_Figure collection entries:_
+ + + +
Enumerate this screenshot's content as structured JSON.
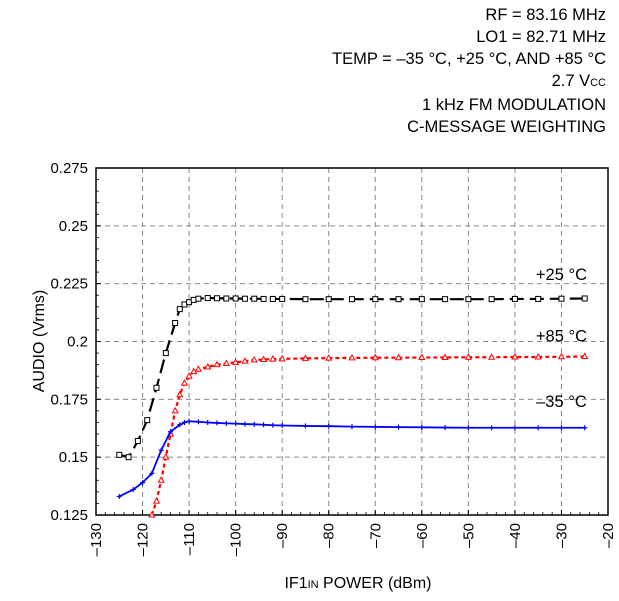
{
  "conditions": [
    "RF = 83.16 MHz",
    "LO1 = 82.71 MHz",
    "TEMP = –35 °C, +25 °C, AND +85 °C",
    "2.7 V",
    "1 kHz FM MODULATION",
    "C-MESSAGE WEIGHTING"
  ],
  "vcc_subscript": "CC",
  "chart_data": {
    "type": "line",
    "xlabel": "IF1IN POWER (dBm)",
    "ylabel": "AUDIO (Vrms)",
    "xlim": [
      -130,
      -20
    ],
    "ylim": [
      0.125,
      0.275
    ],
    "x_ticks": [
      -130,
      -120,
      -110,
      -100,
      -90,
      -80,
      -70,
      -60,
      -50,
      -40,
      -30,
      -20
    ],
    "x_tick_labels": [
      "–130",
      "–120",
      "–110",
      "–100",
      "–90",
      "–80",
      "–70",
      "–60",
      "–50",
      "–40",
      "–30",
      "–20"
    ],
    "y_ticks": [
      0.125,
      0.15,
      0.175,
      0.2,
      0.225,
      0.25,
      0.275
    ],
    "y_tick_labels": [
      "0.125",
      "0.15",
      "0.175",
      "0.2",
      "0.225",
      "0.25",
      "0.275"
    ],
    "grid": true,
    "series": [
      {
        "name": "+25 °C",
        "color": "#000000",
        "dash": "long-dash",
        "marker": "square",
        "x": [
          -125,
          -123,
          -121,
          -119,
          -117,
          -115,
          -113,
          -112,
          -111,
          -110,
          -109,
          -108,
          -106,
          -104,
          -102,
          -100,
          -98,
          -96,
          -94,
          -92,
          -90,
          -85,
          -80,
          -75,
          -70,
          -65,
          -60,
          -55,
          -50,
          -45,
          -40,
          -35,
          -30,
          -25
        ],
        "y": [
          0.151,
          0.15,
          0.157,
          0.166,
          0.18,
          0.195,
          0.208,
          0.214,
          0.216,
          0.217,
          0.218,
          0.2185,
          0.2188,
          0.2187,
          0.2186,
          0.2186,
          0.2185,
          0.2185,
          0.2184,
          0.2184,
          0.2184,
          0.2183,
          0.2183,
          0.2183,
          0.2183,
          0.2183,
          0.2183,
          0.2183,
          0.2183,
          0.2183,
          0.2184,
          0.2184,
          0.2185,
          0.2186
        ]
      },
      {
        "name": "+85 °C",
        "color": "#ff0000",
        "dash": "short-dash",
        "marker": "triangle",
        "x": [
          -118,
          -117,
          -116,
          -115,
          -114,
          -113,
          -112,
          -111,
          -110,
          -109,
          -108,
          -106,
          -104,
          -102,
          -100,
          -98,
          -96,
          -94,
          -92,
          -90,
          -85,
          -80,
          -75,
          -70,
          -65,
          -60,
          -55,
          -50,
          -45,
          -40,
          -35,
          -30,
          -25
        ],
        "y": [
          0.125,
          0.131,
          0.14,
          0.15,
          0.16,
          0.17,
          0.177,
          0.182,
          0.185,
          0.187,
          0.188,
          0.189,
          0.19,
          0.1905,
          0.191,
          0.1915,
          0.192,
          0.1922,
          0.1924,
          0.1925,
          0.1927,
          0.1928,
          0.1929,
          0.193,
          0.193,
          0.1931,
          0.1931,
          0.1932,
          0.1932,
          0.1933,
          0.1933,
          0.1934,
          0.1935
        ]
      },
      {
        "name": "–35 °C",
        "color": "#0000ff",
        "dash": "solid",
        "marker": "plus",
        "x": [
          -125,
          -122,
          -120,
          -118,
          -116,
          -114,
          -112,
          -111,
          -110,
          -108,
          -106,
          -104,
          -102,
          -100,
          -98,
          -96,
          -94,
          -92,
          -90,
          -85,
          -80,
          -75,
          -70,
          -65,
          -60,
          -55,
          -50,
          -45,
          -40,
          -35,
          -30,
          -25
        ],
        "y": [
          0.133,
          0.136,
          0.139,
          0.143,
          0.153,
          0.161,
          0.164,
          0.165,
          0.1655,
          0.1653,
          0.165,
          0.1648,
          0.1646,
          0.1645,
          0.1643,
          0.1642,
          0.164,
          0.1638,
          0.1637,
          0.1635,
          0.1634,
          0.1632,
          0.1631,
          0.163,
          0.1629,
          0.1628,
          0.1627,
          0.1627,
          0.1627,
          0.1627,
          0.1627,
          0.1627
        ]
      }
    ],
    "series_labels": [
      {
        "text": "+25 °C",
        "x": -30,
        "y": 0.2265
      },
      {
        "text": "+85 °C",
        "x": -30,
        "y": 0.2
      },
      {
        "text": "–35 °C",
        "x": -30,
        "y": 0.1717
      }
    ]
  }
}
+ + + +
_Exercise brief:_
Make an exact copy of all the material, but keep the pictures out of it.

_Answer below:_
Enumerate this screenshot's content as structured JSON.
{
  "conditions": [
    "RF = 83.16 MHz",
    "LO1 = 82.71 MHz",
    "TEMP = –35 °C, +25 °C, AND +85 °C",
    "2.7 V",
    "1 kHz FM MODULATION",
    "C-MESSAGE WEIGHTING"
  ],
  "vcc_subscript": "CC",
  "chart_data": {
    "type": "line",
    "xlabel": "IF1IN POWER (dBm)",
    "ylabel": "AUDIO (Vrms)",
    "xlim": [
      -130,
      -20
    ],
    "ylim": [
      0.125,
      0.275
    ],
    "x_ticks": [
      -130,
      -120,
      -110,
      -100,
      -90,
      -80,
      -70,
      -60,
      -50,
      -40,
      -30,
      -20
    ],
    "x_tick_labels": [
      "–130",
      "–120",
      "–110",
      "–100",
      "–90",
      "–80",
      "–70",
      "–60",
      "–50",
      "–40",
      "–30",
      "–20"
    ],
    "y_ticks": [
      0.125,
      0.15,
      0.175,
      0.2,
      0.225,
      0.25,
      0.275
    ],
    "y_tick_labels": [
      "0.125",
      "0.15",
      "0.175",
      "0.2",
      "0.225",
      "0.25",
      "0.275"
    ],
    "grid": true,
    "series": [
      {
        "name": "+25 °C",
        "color": "#000000",
        "dash": "long-dash",
        "marker": "square",
        "x": [
          -125,
          -123,
          -121,
          -119,
          -117,
          -115,
          -113,
          -112,
          -111,
          -110,
          -109,
          -108,
          -106,
          -104,
          -102,
          -100,
          -98,
          -96,
          -94,
          -92,
          -90,
          -85,
          -80,
          -75,
          -70,
          -65,
          -60,
          -55,
          -50,
          -45,
          -40,
          -35,
          -30,
          -25
        ],
        "y": [
          0.151,
          0.15,
          0.157,
          0.166,
          0.18,
          0.195,
          0.208,
          0.214,
          0.216,
          0.217,
          0.218,
          0.2185,
          0.2188,
          0.2187,
          0.2186,
          0.2186,
          0.2185,
          0.2185,
          0.2184,
          0.2184,
          0.2184,
          0.2183,
          0.2183,
          0.2183,
          0.2183,
          0.2183,
          0.2183,
          0.2183,
          0.2183,
          0.2183,
          0.2184,
          0.2184,
          0.2185,
          0.2186
        ]
      },
      {
        "name": "+85 °C",
        "color": "#ff0000",
        "dash": "short-dash",
        "marker": "triangle",
        "x": [
          -118,
          -117,
          -116,
          -115,
          -114,
          -113,
          -112,
          -111,
          -110,
          -109,
          -108,
          -106,
          -104,
          -102,
          -100,
          -98,
          -96,
          -94,
          -92,
          -90,
          -85,
          -80,
          -75,
          -70,
          -65,
          -60,
          -55,
          -50,
          -45,
          -40,
          -35,
          -30,
          -25
        ],
        "y": [
          0.125,
          0.131,
          0.14,
          0.15,
          0.16,
          0.17,
          0.177,
          0.182,
          0.185,
          0.187,
          0.188,
          0.189,
          0.19,
          0.1905,
          0.191,
          0.1915,
          0.192,
          0.1922,
          0.1924,
          0.1925,
          0.1927,
          0.1928,
          0.1929,
          0.193,
          0.193,
          0.1931,
          0.1931,
          0.1932,
          0.1932,
          0.1933,
          0.1933,
          0.1934,
          0.1935
        ]
      },
      {
        "name": "–35 °C",
        "color": "#0000ff",
        "dash": "solid",
        "marker": "plus",
        "x": [
          -125,
          -122,
          -120,
          -118,
          -116,
          -114,
          -112,
          -111,
          -110,
          -108,
          -106,
          -104,
          -102,
          -100,
          -98,
          -96,
          -94,
          -92,
          -90,
          -85,
          -80,
          -75,
          -70,
          -65,
          -60,
          -55,
          -50,
          -45,
          -40,
          -35,
          -30,
          -25
        ],
        "y": [
          0.133,
          0.136,
          0.139,
          0.143,
          0.153,
          0.161,
          0.164,
          0.165,
          0.1655,
          0.1653,
          0.165,
          0.1648,
          0.1646,
          0.1645,
          0.1643,
          0.1642,
          0.164,
          0.1638,
          0.1637,
          0.1635,
          0.1634,
          0.1632,
          0.1631,
          0.163,
          0.1629,
          0.1628,
          0.1627,
          0.1627,
          0.1627,
          0.1627,
          0.1627,
          0.1627
        ]
      }
    ],
    "series_labels": [
      {
        "text": "+25 °C",
        "x": -30,
        "y": 0.2265
      },
      {
        "text": "+85 °C",
        "x": -30,
        "y": 0.2
      },
      {
        "text": "–35 °C",
        "x": -30,
        "y": 0.1717
      }
    ]
  }
}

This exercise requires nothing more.